> **Stated exercise**:
Look through the records below, count the lines with the word "ylabel", and reply with only the number.
_ _ _ _ _
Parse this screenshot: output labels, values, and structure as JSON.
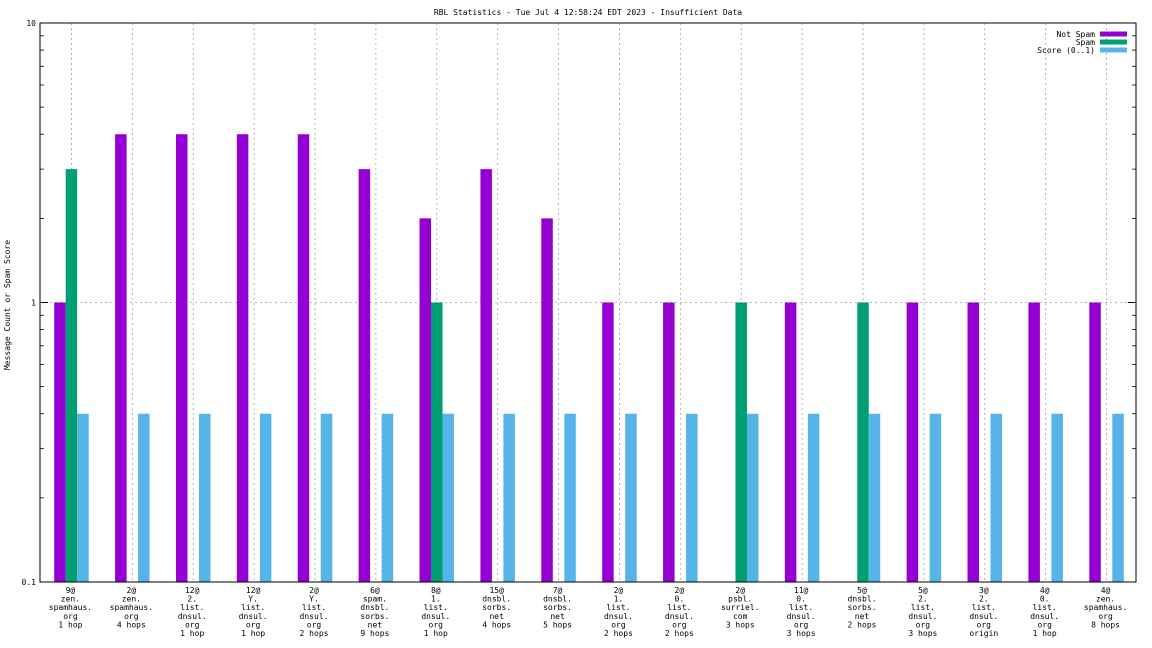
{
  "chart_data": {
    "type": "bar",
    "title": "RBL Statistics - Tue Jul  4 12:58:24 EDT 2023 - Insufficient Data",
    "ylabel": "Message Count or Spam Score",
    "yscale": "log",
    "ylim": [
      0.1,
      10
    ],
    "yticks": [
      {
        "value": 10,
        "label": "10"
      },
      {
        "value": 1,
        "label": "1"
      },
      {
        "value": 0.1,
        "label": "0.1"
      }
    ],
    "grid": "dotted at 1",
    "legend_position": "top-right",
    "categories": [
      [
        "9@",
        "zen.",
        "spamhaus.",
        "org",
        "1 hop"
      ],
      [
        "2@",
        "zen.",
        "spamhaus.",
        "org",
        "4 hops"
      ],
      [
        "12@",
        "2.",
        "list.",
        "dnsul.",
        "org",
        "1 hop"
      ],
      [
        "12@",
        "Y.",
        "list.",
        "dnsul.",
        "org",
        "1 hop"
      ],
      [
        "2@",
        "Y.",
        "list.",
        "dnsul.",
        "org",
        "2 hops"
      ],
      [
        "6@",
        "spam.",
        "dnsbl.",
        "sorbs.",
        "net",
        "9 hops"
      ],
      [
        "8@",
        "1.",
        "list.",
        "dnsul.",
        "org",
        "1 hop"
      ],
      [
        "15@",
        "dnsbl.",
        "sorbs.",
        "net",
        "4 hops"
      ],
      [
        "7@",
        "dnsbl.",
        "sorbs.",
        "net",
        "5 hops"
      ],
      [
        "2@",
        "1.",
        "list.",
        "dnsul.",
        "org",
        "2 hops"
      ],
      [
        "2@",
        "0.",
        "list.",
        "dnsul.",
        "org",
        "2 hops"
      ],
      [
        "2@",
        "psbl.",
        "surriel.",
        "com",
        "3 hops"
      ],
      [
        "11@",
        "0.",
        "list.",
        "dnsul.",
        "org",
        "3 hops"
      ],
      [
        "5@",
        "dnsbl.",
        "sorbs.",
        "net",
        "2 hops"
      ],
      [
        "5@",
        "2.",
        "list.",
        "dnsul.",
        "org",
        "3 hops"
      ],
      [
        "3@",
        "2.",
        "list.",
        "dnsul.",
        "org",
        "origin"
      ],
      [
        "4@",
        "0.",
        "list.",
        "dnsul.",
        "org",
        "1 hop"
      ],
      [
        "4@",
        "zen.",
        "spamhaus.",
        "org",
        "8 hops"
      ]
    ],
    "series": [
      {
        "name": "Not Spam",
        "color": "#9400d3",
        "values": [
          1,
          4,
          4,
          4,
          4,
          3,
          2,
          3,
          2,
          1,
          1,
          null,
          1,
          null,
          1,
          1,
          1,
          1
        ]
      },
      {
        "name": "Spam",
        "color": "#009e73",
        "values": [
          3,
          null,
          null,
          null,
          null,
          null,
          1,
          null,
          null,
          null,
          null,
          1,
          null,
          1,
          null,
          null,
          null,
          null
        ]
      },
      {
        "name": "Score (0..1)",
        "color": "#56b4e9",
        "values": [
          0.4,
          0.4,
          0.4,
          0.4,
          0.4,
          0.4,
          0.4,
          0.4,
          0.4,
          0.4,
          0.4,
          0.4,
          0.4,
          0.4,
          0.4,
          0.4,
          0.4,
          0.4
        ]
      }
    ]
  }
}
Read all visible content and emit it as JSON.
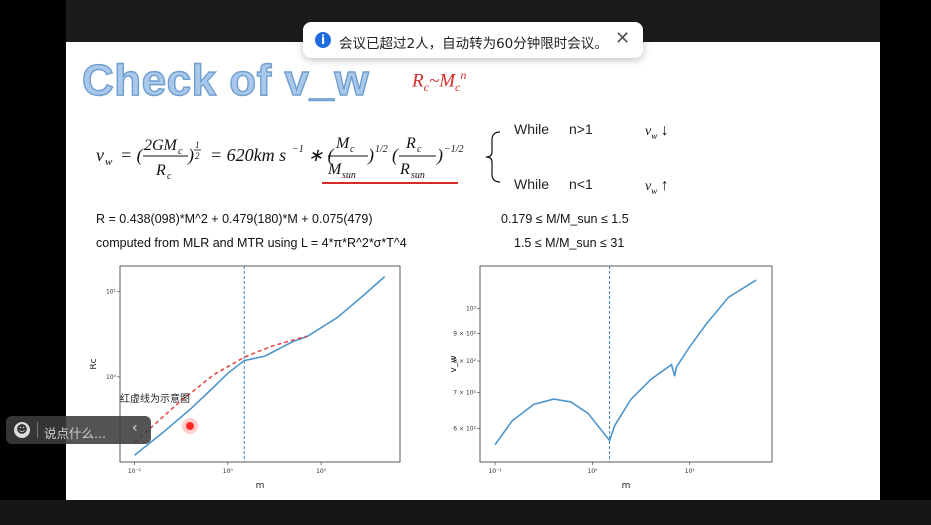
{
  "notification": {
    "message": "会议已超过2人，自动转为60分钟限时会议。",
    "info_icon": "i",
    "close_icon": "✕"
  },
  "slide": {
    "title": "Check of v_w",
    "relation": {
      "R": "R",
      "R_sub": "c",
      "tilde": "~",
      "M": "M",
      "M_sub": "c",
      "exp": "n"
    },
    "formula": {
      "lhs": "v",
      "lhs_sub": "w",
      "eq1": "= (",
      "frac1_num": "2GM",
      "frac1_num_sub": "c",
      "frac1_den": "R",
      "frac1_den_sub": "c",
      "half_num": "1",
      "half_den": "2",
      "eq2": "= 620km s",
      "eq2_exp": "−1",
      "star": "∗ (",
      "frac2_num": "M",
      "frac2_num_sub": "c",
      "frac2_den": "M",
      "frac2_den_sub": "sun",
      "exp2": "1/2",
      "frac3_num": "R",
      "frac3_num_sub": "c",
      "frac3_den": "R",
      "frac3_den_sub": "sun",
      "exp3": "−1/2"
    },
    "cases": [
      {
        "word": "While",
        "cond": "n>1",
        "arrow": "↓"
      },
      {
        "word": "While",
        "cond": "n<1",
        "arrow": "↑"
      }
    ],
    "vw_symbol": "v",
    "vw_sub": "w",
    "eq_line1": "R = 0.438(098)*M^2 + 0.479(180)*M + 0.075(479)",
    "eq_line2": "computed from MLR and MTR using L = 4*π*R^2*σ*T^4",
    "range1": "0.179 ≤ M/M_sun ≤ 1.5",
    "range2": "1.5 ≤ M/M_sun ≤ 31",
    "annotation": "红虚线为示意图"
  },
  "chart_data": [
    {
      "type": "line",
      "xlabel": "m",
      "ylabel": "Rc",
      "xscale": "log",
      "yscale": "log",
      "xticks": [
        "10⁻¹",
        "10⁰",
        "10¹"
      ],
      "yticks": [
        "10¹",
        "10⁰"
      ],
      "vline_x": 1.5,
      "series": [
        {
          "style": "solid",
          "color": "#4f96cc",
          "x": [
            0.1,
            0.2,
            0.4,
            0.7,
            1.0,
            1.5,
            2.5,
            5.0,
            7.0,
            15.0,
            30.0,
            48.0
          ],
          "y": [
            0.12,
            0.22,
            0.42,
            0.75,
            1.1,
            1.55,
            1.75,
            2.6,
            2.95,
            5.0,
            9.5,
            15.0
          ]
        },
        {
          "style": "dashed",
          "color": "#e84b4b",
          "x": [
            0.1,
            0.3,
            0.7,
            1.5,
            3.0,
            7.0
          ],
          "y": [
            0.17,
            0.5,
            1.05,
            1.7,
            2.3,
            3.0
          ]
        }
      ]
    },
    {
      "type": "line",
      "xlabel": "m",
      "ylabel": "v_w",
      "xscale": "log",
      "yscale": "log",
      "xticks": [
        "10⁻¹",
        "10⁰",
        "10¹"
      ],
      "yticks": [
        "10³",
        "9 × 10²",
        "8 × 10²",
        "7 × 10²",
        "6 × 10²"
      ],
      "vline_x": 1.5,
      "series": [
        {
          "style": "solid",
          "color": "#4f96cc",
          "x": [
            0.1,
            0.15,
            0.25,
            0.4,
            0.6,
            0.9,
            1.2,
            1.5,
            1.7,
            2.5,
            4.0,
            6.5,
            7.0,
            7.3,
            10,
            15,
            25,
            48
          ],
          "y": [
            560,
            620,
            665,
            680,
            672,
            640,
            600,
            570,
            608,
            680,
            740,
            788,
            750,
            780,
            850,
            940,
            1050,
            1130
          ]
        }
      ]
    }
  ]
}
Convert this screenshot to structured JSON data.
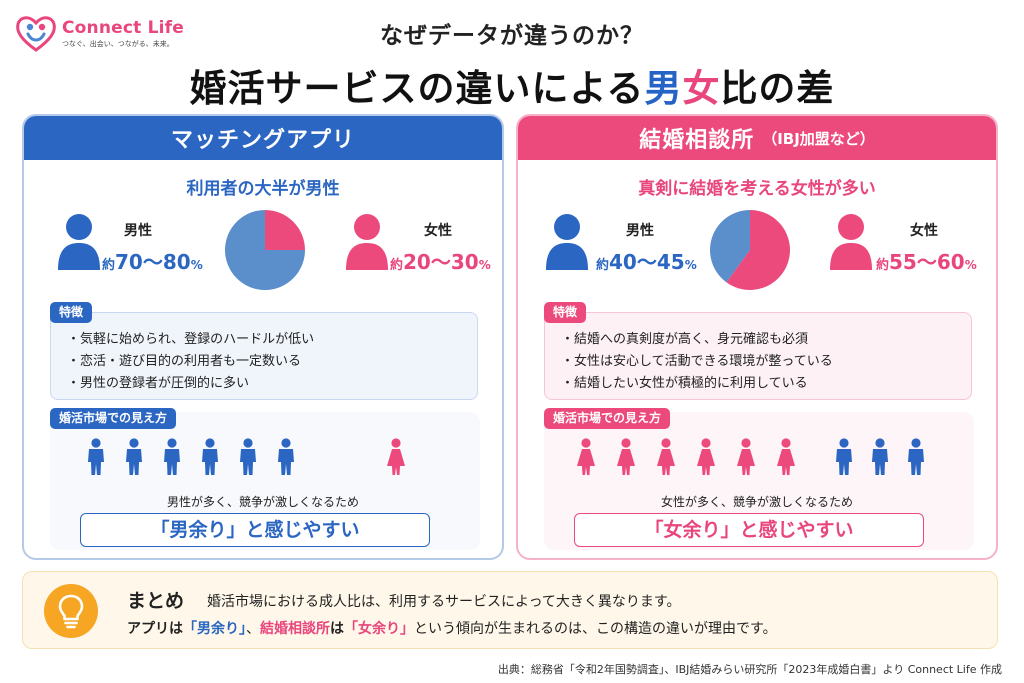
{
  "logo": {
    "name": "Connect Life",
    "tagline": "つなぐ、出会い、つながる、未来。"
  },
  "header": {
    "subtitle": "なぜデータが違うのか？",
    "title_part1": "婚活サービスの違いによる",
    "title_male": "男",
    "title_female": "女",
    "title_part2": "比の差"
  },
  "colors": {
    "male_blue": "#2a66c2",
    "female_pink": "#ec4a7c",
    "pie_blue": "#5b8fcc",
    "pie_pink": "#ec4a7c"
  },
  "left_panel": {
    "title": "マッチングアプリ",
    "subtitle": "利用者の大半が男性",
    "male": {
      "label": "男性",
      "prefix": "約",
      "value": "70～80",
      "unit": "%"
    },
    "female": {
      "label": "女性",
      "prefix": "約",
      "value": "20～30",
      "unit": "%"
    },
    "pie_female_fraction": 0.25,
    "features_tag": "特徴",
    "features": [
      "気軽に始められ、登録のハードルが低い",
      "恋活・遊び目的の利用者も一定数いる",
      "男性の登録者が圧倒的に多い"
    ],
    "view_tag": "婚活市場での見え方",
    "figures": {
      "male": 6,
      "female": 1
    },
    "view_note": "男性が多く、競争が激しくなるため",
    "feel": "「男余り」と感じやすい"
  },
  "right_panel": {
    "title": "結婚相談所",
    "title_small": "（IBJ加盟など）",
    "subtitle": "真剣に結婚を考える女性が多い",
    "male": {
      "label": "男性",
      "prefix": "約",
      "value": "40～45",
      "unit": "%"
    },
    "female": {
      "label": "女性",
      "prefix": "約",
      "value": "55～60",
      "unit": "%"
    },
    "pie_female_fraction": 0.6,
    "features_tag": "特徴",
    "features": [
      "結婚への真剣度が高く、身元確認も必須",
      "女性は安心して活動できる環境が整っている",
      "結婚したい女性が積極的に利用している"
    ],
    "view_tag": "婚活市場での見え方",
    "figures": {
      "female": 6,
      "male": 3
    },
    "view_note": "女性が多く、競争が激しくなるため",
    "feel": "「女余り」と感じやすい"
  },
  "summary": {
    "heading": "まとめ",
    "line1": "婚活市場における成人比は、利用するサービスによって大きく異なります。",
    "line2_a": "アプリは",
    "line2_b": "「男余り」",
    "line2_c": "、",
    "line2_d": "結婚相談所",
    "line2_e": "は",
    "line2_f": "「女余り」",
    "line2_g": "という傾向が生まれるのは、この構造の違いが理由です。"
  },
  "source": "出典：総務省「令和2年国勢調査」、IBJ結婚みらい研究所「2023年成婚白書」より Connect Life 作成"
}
_ _ _ _ _
> **Finished answer**:
3